▶ _DATA EXTRACT_:
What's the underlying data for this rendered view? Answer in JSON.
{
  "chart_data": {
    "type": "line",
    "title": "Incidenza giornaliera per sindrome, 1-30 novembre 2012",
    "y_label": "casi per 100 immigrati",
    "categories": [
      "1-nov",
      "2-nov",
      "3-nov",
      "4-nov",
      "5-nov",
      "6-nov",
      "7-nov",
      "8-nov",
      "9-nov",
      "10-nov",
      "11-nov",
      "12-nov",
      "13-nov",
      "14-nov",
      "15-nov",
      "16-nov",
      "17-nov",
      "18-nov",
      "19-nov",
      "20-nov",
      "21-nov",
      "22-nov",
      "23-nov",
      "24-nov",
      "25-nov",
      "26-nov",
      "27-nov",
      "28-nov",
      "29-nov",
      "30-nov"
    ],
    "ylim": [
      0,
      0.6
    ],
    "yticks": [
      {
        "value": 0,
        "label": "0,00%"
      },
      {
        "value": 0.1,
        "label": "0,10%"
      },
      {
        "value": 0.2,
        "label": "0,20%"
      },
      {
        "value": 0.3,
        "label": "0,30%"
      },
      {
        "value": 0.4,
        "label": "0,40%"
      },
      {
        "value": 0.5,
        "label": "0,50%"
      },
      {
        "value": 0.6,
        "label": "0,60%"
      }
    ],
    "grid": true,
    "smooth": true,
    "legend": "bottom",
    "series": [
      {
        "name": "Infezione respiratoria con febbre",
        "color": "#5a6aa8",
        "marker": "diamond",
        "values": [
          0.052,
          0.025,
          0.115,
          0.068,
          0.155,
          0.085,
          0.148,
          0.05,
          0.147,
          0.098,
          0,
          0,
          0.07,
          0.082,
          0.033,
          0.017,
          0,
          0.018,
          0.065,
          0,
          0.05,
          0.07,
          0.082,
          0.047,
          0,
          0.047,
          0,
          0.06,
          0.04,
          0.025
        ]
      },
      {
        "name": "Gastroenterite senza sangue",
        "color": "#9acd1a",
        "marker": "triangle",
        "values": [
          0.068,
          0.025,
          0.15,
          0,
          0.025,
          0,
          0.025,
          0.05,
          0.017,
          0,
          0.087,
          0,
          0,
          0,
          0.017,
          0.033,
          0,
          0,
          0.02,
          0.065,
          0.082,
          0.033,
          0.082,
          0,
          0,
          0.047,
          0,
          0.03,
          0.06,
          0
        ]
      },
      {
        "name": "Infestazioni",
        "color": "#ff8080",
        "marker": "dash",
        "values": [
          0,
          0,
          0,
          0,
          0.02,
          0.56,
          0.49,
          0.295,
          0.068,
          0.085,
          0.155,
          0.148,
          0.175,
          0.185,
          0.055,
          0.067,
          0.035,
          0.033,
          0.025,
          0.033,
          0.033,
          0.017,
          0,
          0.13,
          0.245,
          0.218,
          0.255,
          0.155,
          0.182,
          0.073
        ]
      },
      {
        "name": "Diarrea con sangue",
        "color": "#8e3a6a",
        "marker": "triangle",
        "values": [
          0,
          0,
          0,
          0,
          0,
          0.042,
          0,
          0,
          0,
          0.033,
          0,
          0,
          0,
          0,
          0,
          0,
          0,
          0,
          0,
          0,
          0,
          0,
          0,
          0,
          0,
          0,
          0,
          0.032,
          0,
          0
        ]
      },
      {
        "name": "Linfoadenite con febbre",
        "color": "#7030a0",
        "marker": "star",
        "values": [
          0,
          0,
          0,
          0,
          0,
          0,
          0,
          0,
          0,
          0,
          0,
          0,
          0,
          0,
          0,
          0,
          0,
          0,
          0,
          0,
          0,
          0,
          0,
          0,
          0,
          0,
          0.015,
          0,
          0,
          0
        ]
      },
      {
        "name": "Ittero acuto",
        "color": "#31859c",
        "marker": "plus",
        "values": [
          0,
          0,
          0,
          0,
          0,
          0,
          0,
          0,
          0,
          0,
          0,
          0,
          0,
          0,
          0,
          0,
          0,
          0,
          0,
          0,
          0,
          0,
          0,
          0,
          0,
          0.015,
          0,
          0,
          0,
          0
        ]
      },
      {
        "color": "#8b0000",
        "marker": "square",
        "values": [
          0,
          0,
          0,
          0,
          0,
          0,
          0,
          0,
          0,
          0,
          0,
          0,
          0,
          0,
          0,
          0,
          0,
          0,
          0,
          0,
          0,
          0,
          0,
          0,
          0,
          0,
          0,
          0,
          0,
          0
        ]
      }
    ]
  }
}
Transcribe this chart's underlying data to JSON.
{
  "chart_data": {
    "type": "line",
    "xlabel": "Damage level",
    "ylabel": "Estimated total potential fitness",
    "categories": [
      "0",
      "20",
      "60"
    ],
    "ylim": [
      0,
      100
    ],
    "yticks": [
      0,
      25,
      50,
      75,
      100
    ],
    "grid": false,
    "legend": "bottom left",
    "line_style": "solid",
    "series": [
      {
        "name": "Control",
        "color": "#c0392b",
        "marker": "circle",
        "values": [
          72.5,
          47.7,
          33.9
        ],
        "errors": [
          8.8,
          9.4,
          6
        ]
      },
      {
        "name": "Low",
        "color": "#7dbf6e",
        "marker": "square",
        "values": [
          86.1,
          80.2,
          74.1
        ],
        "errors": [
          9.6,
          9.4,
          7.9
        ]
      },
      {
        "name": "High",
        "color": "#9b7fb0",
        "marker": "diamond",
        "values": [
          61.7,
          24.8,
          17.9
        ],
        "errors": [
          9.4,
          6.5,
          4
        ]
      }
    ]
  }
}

▶ _PROBLEM DETAILS_:
Nothing may be left out: return each entry exactly as it reads.

▶ _WRITTEN ANSWER_:
What's the underlying data for this rendered view? Answer in JSON.
{
  "chart_data": {
    "type": "line",
    "title": "Incidenza giornaliera per sindrome, 1-30 novembre 2012",
    "y_label": "casi per 100 immigrati",
    "categories": [
      "1-nov",
      "2-nov",
      "3-nov",
      "4-nov",
      "5-nov",
      "6-nov",
      "7-nov",
      "8-nov",
      "9-nov",
      "10-nov",
      "11-nov",
      "12-nov",
      "13-nov",
      "14-nov",
      "15-nov",
      "16-nov",
      "17-nov",
      "18-nov",
      "19-nov",
      "20-nov",
      "21-nov",
      "22-nov",
      "23-nov",
      "24-nov",
      "25-nov",
      "26-nov",
      "27-nov",
      "28-nov",
      "29-nov",
      "30-nov"
    ],
    "ylim": [
      0,
      0.6
    ],
    "yticks": [
      {
        "value": 0,
        "label": "0,00%"
      },
      {
        "value": 0.1,
        "label": "0,10%"
      },
      {
        "value": 0.2,
        "label": "0,20%"
      },
      {
        "value": 0.3,
        "label": "0,30%"
      },
      {
        "value": 0.4,
        "label": "0,40%"
      },
      {
        "value": 0.5,
        "label": "0,50%"
      },
      {
        "value": 0.6,
        "label": "0,60%"
      }
    ],
    "grid": true,
    "smooth": true,
    "legend": "bottom",
    "series": [
      {
        "name": "Infezione respiratoria con febbre",
        "color": "#5a6aa8",
        "marker": "diamond",
        "values": [
          0.052,
          0.025,
          0.115,
          0.068,
          0.155,
          0.085,
          0.148,
          0.05,
          0.147,
          0.098,
          0,
          0,
          0.07,
          0.082,
          0.033,
          0.017,
          0,
          0.018,
          0.065,
          0,
          0.05,
          0.07,
          0.082,
          0.047,
          0,
          0.047,
          0,
          0.06,
          0.04,
          0.025
        ]
      },
      {
        "name": "Gastroenterite senza sangue",
        "color": "#9acd1a",
        "marker": "triangle",
        "values": [
          0.068,
          0.025,
          0.15,
          0,
          0.025,
          0,
          0.025,
          0.05,
          0.017,
          0,
          0.087,
          0,
          0,
          0,
          0.017,
          0.033,
          0,
          0,
          0.02,
          0.065,
          0.082,
          0.033,
          0.082,
          0,
          0,
          0.047,
          0,
          0.03,
          0.06,
          0
        ]
      },
      {
        "name": "Infestazioni",
        "color": "#ff8080",
        "marker": "dash",
        "values": [
          0,
          0,
          0,
          0,
          0.02,
          0.56,
          0.49,
          0.295,
          0.068,
          0.085,
          0.155,
          0.148,
          0.175,
          0.185,
          0.055,
          0.067,
          0.035,
          0.033,
          0.025,
          0.033,
          0.033,
          0.017,
          0,
          0.13,
          0.245,
          0.218,
          0.255,
          0.155,
          0.182,
          0.073
        ]
      },
      {
        "name": "Diarrea con sangue",
        "color": "#8e3a6a",
        "marker": "triangle",
        "values": [
          0,
          0,
          0,
          0,
          0,
          0.042,
          0,
          0,
          0,
          0.033,
          0,
          0,
          0,
          0,
          0,
          0,
          0,
          0,
          0,
          0,
          0,
          0,
          0,
          0,
          0,
          0,
          0,
          0.032,
          0,
          0
        ]
      },
      {
        "name": "Linfoadenite con febbre",
        "color": "#7030a0",
        "marker": "star",
        "values": [
          0,
          0,
          0,
          0,
          0,
          0,
          0,
          0,
          0,
          0,
          0,
          0,
          0,
          0,
          0,
          0,
          0,
          0,
          0,
          0,
          0,
          0,
          0,
          0,
          0,
          0,
          0.015,
          0,
          0,
          0
        ]
      },
      {
        "name": "Ittero acuto",
        "color": "#31859c",
        "marker": "plus",
        "values": [
          0,
          0,
          0,
          0,
          0,
          0,
          0,
          0,
          0,
          0,
          0,
          0,
          0,
          0,
          0,
          0,
          0,
          0,
          0,
          0,
          0,
          0,
          0,
          0,
          0,
          0.015,
          0,
          0,
          0,
          0
        ]
      },
      {
        "color": "#8b0000",
        "marker": "square",
        "values": [
          0,
          0,
          0,
          0,
          0,
          0,
          0,
          0,
          0,
          0,
          0,
          0,
          0,
          0,
          0,
          0,
          0,
          0,
          0,
          0,
          0,
          0,
          0,
          0,
          0,
          0,
          0,
          0,
          0,
          0
        ]
      }
    ]
  }
}
Transcribe this chart's underlying data to JSON.
{
  "chart_data": {
    "type": "line",
    "xlabel": "Damage level",
    "ylabel": "Estimated total potential fitness",
    "categories": [
      "0",
      "20",
      "60"
    ],
    "ylim": [
      0,
      100
    ],
    "yticks": [
      0,
      25,
      50,
      75,
      100
    ],
    "grid": false,
    "legend": "bottom left",
    "line_style": "solid",
    "series": [
      {
        "name": "Control",
        "color": "#c0392b",
        "marker": "circle",
        "values": [
          72.5,
          47.7,
          33.9
        ],
        "errors": [
          8.8,
          9.4,
          6
        ]
      },
      {
        "name": "Low",
        "color": "#7dbf6e",
        "marker": "square",
        "values": [
          86.1,
          80.2,
          74.1
        ],
        "errors": [
          9.6,
          9.4,
          7.9
        ]
      },
      {
        "name": "High",
        "color": "#9b7fb0",
        "marker": "diamond",
        "values": [
          61.7,
          24.8,
          17.9
        ],
        "errors": [
          9.4,
          6.5,
          4
        ]
      }
    ]
  }
}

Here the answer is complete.